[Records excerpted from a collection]
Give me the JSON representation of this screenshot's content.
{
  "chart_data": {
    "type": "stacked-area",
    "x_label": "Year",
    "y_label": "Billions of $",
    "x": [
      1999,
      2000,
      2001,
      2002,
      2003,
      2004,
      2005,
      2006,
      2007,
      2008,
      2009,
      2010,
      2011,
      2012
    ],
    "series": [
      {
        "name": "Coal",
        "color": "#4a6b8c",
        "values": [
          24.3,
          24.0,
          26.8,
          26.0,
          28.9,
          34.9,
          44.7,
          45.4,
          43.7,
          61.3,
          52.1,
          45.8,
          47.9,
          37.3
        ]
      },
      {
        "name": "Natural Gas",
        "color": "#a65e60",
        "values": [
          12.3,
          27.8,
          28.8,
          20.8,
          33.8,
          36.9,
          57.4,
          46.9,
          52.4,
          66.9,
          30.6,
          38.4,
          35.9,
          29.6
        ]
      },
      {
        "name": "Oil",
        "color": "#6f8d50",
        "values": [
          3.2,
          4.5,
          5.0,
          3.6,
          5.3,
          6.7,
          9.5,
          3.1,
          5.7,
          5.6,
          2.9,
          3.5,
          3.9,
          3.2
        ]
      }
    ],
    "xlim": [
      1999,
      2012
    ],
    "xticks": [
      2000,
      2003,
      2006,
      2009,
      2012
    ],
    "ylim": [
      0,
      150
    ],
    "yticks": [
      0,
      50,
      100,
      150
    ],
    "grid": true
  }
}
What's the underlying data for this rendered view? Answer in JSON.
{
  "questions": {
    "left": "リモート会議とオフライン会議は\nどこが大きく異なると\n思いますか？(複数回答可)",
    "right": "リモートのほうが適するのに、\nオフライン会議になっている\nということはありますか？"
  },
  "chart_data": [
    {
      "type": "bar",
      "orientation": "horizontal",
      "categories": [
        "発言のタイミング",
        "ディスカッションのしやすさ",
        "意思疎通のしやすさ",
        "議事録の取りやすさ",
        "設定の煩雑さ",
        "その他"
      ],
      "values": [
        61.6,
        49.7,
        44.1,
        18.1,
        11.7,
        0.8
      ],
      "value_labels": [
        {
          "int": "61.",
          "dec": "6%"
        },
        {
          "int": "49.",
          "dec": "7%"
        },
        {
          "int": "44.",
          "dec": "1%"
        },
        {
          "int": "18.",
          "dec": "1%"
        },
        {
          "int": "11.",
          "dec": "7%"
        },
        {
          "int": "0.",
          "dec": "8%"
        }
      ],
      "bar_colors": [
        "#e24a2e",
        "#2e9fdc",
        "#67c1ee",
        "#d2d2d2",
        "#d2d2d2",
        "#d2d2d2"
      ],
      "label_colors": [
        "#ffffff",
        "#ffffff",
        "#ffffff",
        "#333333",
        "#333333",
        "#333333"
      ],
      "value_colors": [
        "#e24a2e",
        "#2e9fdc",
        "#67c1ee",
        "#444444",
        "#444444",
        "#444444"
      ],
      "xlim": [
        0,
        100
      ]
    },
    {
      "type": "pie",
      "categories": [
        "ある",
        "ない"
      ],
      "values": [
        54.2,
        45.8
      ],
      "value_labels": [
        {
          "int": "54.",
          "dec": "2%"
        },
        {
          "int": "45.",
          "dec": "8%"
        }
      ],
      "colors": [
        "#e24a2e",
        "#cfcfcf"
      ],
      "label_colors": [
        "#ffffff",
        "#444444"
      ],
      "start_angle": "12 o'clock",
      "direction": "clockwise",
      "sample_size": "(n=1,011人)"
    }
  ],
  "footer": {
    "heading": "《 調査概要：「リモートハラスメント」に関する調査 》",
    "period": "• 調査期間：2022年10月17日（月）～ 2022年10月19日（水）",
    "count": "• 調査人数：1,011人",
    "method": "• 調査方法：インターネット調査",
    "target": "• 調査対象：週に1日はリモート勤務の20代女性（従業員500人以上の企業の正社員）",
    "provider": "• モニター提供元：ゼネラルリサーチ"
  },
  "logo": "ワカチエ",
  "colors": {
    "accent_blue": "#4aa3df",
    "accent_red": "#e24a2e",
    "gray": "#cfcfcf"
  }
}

→ **Task instructions**
Write out the entries in full, exactly as given.

→ **Full answer**
Give me the JSON representation of this screenshot's content.
{
  "chart_data": {
    "type": "stacked-area",
    "x_label": "Year",
    "y_label": "Billions of $",
    "x": [
      1999,
      2000,
      2001,
      2002,
      2003,
      2004,
      2005,
      2006,
      2007,
      2008,
      2009,
      2010,
      2011,
      2012
    ],
    "series": [
      {
        "name": "Coal",
        "color": "#4a6b8c",
        "values": [
          24.3,
          24.0,
          26.8,
          26.0,
          28.9,
          34.9,
          44.7,
          45.4,
          43.7,
          61.3,
          52.1,
          45.8,
          47.9,
          37.3
        ]
      },
      {
        "name": "Natural Gas",
        "color": "#a65e60",
        "values": [
          12.3,
          27.8,
          28.8,
          20.8,
          33.8,
          36.9,
          57.4,
          46.9,
          52.4,
          66.9,
          30.6,
          38.4,
          35.9,
          29.6
        ]
      },
      {
        "name": "Oil",
        "color": "#6f8d50",
        "values": [
          3.2,
          4.5,
          5.0,
          3.6,
          5.3,
          6.7,
          9.5,
          3.1,
          5.7,
          5.6,
          2.9,
          3.5,
          3.9,
          3.2
        ]
      }
    ],
    "xlim": [
      1999,
      2012
    ],
    "xticks": [
      2000,
      2003,
      2006,
      2009,
      2012
    ],
    "ylim": [
      0,
      150
    ],
    "yticks": [
      0,
      50,
      100,
      150
    ],
    "grid": true
  }
}
What's the underlying data for this rendered view? Answer in JSON.
{
  "questions": {
    "left": "リモート会議とオフライン会議は\nどこが大きく異なると\n思いますか？(複数回答可)",
    "right": "リモートのほうが適するのに、\nオフライン会議になっている\nということはありますか？"
  },
  "chart_data": [
    {
      "type": "bar",
      "orientation": "horizontal",
      "categories": [
        "発言のタイミング",
        "ディスカッションのしやすさ",
        "意思疎通のしやすさ",
        "議事録の取りやすさ",
        "設定の煩雑さ",
        "その他"
      ],
      "values": [
        61.6,
        49.7,
        44.1,
        18.1,
        11.7,
        0.8
      ],
      "value_labels": [
        {
          "int": "61.",
          "dec": "6%"
        },
        {
          "int": "49.",
          "dec": "7%"
        },
        {
          "int": "44.",
          "dec": "1%"
        },
        {
          "int": "18.",
          "dec": "1%"
        },
        {
          "int": "11.",
          "dec": "7%"
        },
        {
          "int": "0.",
          "dec": "8%"
        }
      ],
      "bar_colors": [
        "#e24a2e",
        "#2e9fdc",
        "#67c1ee",
        "#d2d2d2",
        "#d2d2d2",
        "#d2d2d2"
      ],
      "label_colors": [
        "#ffffff",
        "#ffffff",
        "#ffffff",
        "#333333",
        "#333333",
        "#333333"
      ],
      "value_colors": [
        "#e24a2e",
        "#2e9fdc",
        "#67c1ee",
        "#444444",
        "#444444",
        "#444444"
      ],
      "xlim": [
        0,
        100
      ]
    },
    {
      "type": "pie",
      "categories": [
        "ある",
        "ない"
      ],
      "values": [
        54.2,
        45.8
      ],
      "value_labels": [
        {
          "int": "54.",
          "dec": "2%"
        },
        {
          "int": "45.",
          "dec": "8%"
        }
      ],
      "colors": [
        "#e24a2e",
        "#cfcfcf"
      ],
      "label_colors": [
        "#ffffff",
        "#444444"
      ],
      "start_angle": "12 o'clock",
      "direction": "clockwise",
      "sample_size": "(n=1,011人)"
    }
  ],
  "footer": {
    "heading": "《 調査概要：「リモートハラスメント」に関する調査 》",
    "period": "• 調査期間：2022年10月17日（月）～ 2022年10月19日（水）",
    "count": "• 調査人数：1,011人",
    "method": "• 調査方法：インターネット調査",
    "target": "• 調査対象：週に1日はリモート勤務の20代女性（従業員500人以上の企業の正社員）",
    "provider": "• モニター提供元：ゼネラルリサーチ"
  },
  "logo": "ワカチエ",
  "colors": {
    "accent_blue": "#4aa3df",
    "accent_red": "#e24a2e",
    "gray": "#cfcfcf"
  }
}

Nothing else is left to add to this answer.